+++ DATA TO PROCESS

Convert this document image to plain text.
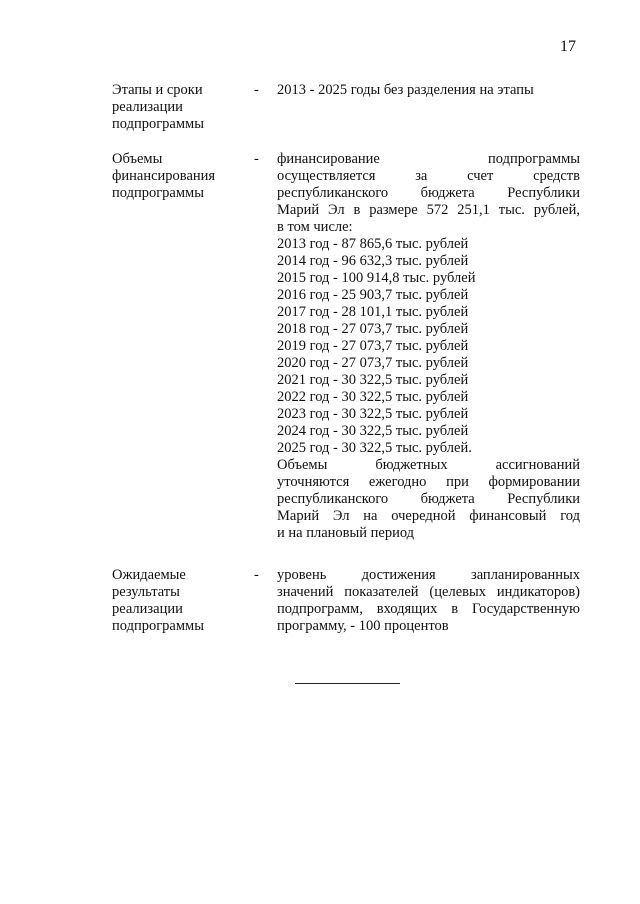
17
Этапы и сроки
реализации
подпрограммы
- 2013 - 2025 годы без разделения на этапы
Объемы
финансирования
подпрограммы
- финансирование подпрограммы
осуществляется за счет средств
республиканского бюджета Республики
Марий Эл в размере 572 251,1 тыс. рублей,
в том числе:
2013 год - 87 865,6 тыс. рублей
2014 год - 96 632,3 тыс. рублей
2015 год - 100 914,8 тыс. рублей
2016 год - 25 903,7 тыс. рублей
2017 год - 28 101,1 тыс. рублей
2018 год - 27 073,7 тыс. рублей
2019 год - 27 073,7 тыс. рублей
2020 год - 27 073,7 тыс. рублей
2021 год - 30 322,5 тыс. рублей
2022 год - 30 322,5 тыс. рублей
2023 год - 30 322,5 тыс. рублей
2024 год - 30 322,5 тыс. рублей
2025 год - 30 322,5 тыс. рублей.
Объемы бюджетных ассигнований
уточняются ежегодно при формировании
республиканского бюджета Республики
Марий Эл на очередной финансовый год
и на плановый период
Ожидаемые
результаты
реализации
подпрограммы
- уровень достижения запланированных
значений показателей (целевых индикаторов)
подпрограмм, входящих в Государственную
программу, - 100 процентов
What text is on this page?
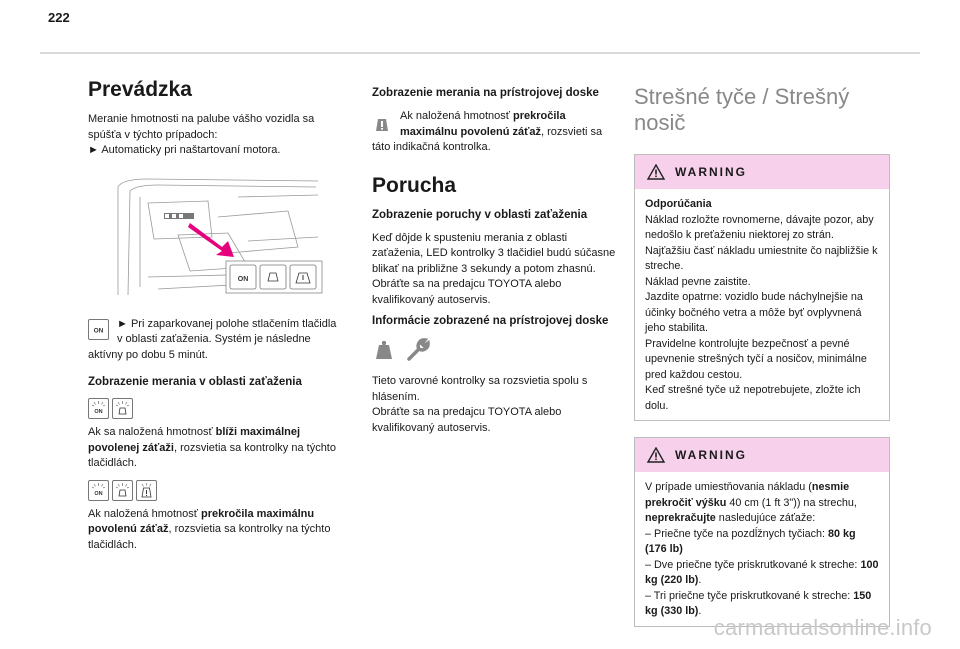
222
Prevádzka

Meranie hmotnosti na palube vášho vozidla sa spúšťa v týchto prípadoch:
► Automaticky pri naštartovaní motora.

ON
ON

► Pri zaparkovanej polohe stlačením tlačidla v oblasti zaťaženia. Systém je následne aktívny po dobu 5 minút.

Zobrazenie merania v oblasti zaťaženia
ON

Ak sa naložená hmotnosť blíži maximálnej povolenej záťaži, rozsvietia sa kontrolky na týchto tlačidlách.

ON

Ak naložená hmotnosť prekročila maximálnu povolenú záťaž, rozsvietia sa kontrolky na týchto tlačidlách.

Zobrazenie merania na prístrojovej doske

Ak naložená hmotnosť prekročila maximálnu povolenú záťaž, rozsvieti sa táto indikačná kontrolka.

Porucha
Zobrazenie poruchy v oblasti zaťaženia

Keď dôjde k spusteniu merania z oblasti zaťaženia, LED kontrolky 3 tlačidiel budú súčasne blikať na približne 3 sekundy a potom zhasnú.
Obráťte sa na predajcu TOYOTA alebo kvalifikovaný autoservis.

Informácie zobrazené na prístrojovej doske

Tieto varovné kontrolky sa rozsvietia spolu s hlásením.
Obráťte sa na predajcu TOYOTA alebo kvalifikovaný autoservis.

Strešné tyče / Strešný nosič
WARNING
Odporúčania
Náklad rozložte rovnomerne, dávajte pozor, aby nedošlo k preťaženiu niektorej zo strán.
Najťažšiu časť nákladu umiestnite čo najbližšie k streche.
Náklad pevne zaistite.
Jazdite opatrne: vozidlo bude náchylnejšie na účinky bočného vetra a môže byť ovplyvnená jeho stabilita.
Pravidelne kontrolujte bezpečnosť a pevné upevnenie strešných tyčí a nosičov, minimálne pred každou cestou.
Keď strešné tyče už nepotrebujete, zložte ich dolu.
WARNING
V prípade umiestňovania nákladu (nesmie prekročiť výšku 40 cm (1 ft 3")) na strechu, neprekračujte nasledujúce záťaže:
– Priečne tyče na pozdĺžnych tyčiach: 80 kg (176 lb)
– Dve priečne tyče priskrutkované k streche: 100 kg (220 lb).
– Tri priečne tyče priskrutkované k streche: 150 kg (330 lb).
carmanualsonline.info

++++++

> _TASK TO COMPLETE_
Give the number of lines in the records above that contain the word "priskrutkované". Reply with that number alone.

> _WRITTEN SOLUTION_
2